• **Instructions for the task**: Every line of the material is to be repeated exactly as it stands.

Records that describe figures:

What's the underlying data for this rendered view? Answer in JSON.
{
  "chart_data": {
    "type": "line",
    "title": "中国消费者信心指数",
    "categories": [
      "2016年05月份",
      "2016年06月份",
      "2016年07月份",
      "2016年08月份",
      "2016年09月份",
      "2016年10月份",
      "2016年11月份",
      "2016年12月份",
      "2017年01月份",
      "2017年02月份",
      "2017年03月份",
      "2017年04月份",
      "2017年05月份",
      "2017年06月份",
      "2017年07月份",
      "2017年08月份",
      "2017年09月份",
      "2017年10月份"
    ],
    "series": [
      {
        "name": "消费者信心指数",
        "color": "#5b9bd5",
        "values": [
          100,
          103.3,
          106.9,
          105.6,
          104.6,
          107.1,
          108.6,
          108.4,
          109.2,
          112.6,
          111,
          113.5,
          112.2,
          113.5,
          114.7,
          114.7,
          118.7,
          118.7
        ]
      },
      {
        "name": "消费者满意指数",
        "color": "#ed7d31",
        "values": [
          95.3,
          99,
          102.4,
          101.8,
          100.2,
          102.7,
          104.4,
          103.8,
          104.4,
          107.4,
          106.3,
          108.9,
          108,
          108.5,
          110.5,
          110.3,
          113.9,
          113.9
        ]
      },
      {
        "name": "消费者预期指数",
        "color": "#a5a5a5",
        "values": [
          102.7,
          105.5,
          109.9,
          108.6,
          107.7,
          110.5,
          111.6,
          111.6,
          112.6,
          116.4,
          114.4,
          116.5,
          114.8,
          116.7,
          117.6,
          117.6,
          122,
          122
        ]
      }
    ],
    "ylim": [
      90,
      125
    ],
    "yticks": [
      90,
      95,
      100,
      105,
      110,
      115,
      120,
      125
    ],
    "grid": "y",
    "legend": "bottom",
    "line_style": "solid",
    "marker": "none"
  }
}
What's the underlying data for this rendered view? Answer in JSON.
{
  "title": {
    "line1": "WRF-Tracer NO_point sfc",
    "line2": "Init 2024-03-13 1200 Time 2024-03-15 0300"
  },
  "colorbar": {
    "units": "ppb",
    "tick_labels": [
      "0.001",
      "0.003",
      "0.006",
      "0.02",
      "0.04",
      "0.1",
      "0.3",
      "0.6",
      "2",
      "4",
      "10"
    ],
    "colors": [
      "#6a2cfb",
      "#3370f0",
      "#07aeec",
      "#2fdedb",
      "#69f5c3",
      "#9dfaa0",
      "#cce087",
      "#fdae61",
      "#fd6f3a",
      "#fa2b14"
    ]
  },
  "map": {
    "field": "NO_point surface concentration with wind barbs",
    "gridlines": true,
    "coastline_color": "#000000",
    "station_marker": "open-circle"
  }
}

• **Answer**:
What's the underlying data for this rendered view? Answer in JSON.
{
  "chart_data": {
    "type": "line",
    "title": "中国消费者信心指数",
    "categories": [
      "2016年05月份",
      "2016年06月份",
      "2016年07月份",
      "2016年08月份",
      "2016年09月份",
      "2016年10月份",
      "2016年11月份",
      "2016年12月份",
      "2017年01月份",
      "2017年02月份",
      "2017年03月份",
      "2017年04月份",
      "2017年05月份",
      "2017年06月份",
      "2017年07月份",
      "2017年08月份",
      "2017年09月份",
      "2017年10月份"
    ],
    "series": [
      {
        "name": "消费者信心指数",
        "color": "#5b9bd5",
        "values": [
          100,
          103.3,
          106.9,
          105.6,
          104.6,
          107.1,
          108.6,
          108.4,
          109.2,
          112.6,
          111,
          113.5,
          112.2,
          113.5,
          114.7,
          114.7,
          118.7,
          118.7
        ]
      },
      {
        "name": "消费者满意指数",
        "color": "#ed7d31",
        "values": [
          95.3,
          99,
          102.4,
          101.8,
          100.2,
          102.7,
          104.4,
          103.8,
          104.4,
          107.4,
          106.3,
          108.9,
          108,
          108.5,
          110.5,
          110.3,
          113.9,
          113.9
        ]
      },
      {
        "name": "消费者预期指数",
        "color": "#a5a5a5",
        "values": [
          102.7,
          105.5,
          109.9,
          108.6,
          107.7,
          110.5,
          111.6,
          111.6,
          112.6,
          116.4,
          114.4,
          116.5,
          114.8,
          116.7,
          117.6,
          117.6,
          122,
          122
        ]
      }
    ],
    "ylim": [
      90,
      125
    ],
    "yticks": [
      90,
      95,
      100,
      105,
      110,
      115,
      120,
      125
    ],
    "grid": "y",
    "legend": "bottom",
    "line_style": "solid",
    "marker": "none"
  }
}
What's the underlying data for this rendered view? Answer in JSON.
{
  "title": {
    "line1": "WRF-Tracer NO_point sfc",
    "line2": "Init 2024-03-13 1200 Time 2024-03-15 0300"
  },
  "colorbar": {
    "units": "ppb",
    "tick_labels": [
      "0.001",
      "0.003",
      "0.006",
      "0.02",
      "0.04",
      "0.1",
      "0.3",
      "0.6",
      "2",
      "4",
      "10"
    ],
    "colors": [
      "#6a2cfb",
      "#3370f0",
      "#07aeec",
      "#2fdedb",
      "#69f5c3",
      "#9dfaa0",
      "#cce087",
      "#fdae61",
      "#fd6f3a",
      "#fa2b14"
    ]
  },
  "map": {
    "field": "NO_point surface concentration with wind barbs",
    "gridlines": true,
    "coastline_color": "#000000",
    "station_marker": "open-circle"
  }
}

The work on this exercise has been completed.